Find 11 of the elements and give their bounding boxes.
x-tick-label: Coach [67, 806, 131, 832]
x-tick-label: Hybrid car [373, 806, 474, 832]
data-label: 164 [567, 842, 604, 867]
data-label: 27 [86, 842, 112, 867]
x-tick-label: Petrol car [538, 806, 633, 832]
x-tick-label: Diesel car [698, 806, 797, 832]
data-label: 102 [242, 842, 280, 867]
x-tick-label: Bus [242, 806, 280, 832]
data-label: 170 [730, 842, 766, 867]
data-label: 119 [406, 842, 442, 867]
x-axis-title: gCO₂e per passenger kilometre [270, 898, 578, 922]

PROBLEM TO WORK ON →
Copy out the material above line for line, with every character kept as it appears.

OUTPUT FOR THIS TASK →
Find 11 of the elements and give their bounding boxes.
x-tick-label: Coach [67, 806, 131, 832]
x-tick-label: Hybrid car [373, 806, 474, 832]
data-label: 164 [567, 842, 604, 867]
data-label: 27 [86, 842, 112, 867]
x-tick-label: Petrol car [538, 806, 633, 832]
x-tick-label: Diesel car [698, 806, 797, 832]
data-label: 102 [242, 842, 280, 867]
x-tick-label: Bus [242, 806, 280, 832]
data-label: 170 [730, 842, 766, 867]
data-label: 119 [406, 842, 442, 867]
x-axis-title: gCO₂e per passenger kilometre [270, 898, 578, 922]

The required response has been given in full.